* PROMPT:
Scan the data below and pick out the lines containing the word "Webhook".

(Extracted records)
• • • •

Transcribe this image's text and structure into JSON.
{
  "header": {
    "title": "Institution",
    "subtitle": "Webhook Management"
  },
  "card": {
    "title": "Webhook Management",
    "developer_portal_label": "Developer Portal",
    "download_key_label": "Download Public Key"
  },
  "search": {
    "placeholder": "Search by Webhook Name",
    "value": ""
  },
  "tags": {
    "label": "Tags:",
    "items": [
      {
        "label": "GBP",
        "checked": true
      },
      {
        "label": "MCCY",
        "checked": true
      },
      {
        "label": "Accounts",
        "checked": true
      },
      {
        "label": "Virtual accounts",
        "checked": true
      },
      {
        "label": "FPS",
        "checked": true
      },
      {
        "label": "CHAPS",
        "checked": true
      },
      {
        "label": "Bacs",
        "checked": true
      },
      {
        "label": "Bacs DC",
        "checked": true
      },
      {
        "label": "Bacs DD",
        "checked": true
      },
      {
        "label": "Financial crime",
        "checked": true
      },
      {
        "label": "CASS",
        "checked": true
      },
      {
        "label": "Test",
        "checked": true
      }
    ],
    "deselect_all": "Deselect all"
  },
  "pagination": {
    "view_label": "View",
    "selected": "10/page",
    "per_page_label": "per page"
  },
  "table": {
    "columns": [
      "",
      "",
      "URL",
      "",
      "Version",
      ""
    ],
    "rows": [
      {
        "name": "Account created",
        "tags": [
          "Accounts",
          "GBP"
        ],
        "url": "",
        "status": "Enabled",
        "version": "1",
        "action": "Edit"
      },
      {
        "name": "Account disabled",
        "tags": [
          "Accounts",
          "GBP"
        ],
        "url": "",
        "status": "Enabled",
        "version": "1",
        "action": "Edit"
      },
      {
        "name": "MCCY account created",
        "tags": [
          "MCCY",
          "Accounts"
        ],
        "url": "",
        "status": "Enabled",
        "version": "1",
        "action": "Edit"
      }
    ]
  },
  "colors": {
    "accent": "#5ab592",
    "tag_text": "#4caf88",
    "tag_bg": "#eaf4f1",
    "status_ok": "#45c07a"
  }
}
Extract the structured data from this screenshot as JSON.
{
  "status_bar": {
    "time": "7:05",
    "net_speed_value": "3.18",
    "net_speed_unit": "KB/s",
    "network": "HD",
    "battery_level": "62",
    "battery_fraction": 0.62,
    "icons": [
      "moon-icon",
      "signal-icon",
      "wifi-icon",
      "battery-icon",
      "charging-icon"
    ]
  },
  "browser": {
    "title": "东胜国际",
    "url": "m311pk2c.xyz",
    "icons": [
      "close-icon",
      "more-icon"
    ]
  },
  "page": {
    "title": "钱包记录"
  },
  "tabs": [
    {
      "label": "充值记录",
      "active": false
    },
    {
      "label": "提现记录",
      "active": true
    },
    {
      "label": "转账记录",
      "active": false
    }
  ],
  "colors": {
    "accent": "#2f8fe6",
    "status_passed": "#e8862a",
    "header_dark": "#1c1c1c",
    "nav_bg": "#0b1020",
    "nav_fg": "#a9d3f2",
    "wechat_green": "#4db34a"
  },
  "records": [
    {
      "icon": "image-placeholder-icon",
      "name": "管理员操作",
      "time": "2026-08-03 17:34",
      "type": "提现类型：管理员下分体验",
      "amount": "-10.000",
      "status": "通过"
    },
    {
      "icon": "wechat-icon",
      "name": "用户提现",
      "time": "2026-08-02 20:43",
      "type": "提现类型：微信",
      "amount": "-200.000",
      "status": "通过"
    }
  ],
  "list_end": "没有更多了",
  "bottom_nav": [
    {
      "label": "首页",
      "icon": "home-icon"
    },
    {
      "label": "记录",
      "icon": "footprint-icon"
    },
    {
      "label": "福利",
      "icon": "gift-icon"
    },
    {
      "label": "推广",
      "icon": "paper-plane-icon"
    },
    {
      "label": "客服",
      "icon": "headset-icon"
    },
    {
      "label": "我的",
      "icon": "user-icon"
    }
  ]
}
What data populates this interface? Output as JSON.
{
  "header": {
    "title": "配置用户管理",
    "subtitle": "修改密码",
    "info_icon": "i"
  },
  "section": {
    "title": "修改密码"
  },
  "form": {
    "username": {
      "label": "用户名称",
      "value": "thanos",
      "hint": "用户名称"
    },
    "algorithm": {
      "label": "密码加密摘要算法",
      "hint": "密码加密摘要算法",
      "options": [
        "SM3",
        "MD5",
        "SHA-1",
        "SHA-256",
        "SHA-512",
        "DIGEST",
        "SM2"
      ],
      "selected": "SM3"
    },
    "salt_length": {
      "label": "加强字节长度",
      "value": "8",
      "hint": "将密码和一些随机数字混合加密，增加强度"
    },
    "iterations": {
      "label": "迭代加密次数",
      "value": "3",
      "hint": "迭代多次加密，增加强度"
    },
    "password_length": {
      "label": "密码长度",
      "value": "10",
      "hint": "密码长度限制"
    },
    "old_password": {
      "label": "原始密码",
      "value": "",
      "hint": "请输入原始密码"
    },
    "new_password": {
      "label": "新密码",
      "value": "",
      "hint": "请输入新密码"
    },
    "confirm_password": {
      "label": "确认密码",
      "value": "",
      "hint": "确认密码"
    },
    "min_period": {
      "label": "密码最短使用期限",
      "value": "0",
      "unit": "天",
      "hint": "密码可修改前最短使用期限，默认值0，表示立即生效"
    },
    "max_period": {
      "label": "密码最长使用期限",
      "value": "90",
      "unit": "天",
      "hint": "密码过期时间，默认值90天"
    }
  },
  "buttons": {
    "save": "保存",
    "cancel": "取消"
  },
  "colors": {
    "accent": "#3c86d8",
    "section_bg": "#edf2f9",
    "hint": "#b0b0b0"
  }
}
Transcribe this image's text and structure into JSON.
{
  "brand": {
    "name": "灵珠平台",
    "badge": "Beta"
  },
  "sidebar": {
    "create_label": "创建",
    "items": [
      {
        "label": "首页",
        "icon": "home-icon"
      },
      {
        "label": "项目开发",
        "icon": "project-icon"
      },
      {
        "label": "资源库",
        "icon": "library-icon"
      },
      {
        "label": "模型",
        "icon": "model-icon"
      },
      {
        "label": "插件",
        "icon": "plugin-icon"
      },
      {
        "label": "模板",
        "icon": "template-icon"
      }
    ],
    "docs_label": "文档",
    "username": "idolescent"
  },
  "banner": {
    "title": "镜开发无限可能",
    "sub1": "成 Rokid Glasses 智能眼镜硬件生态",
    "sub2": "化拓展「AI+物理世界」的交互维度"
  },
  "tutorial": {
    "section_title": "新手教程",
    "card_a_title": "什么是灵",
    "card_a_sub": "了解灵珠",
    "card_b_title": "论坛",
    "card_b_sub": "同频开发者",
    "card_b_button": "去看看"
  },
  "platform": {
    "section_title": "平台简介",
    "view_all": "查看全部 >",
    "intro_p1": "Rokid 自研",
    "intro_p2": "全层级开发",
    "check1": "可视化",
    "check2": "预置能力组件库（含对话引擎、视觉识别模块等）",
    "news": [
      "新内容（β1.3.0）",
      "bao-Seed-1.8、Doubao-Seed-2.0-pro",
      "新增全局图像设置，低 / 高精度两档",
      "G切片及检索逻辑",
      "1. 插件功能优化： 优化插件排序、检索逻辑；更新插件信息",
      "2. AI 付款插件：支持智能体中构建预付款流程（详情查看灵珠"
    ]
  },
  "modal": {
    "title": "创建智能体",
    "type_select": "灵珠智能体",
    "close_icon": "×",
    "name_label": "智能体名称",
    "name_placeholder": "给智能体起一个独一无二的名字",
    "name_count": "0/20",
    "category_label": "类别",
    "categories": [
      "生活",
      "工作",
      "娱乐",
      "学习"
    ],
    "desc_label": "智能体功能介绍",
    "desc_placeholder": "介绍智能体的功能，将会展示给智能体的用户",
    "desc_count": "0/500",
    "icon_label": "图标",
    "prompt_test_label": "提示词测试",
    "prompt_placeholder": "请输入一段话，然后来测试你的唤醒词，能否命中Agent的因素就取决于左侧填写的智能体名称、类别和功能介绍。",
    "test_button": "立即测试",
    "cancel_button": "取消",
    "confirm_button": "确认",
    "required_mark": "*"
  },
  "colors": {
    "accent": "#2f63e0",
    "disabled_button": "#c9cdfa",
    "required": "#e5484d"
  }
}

• • • •

* RESULT FOR THIS EXERCISE:
    "subtitle": "Webhook Management"
    "title": "Webhook Management",
    "placeholder": "Search by Webhook Name",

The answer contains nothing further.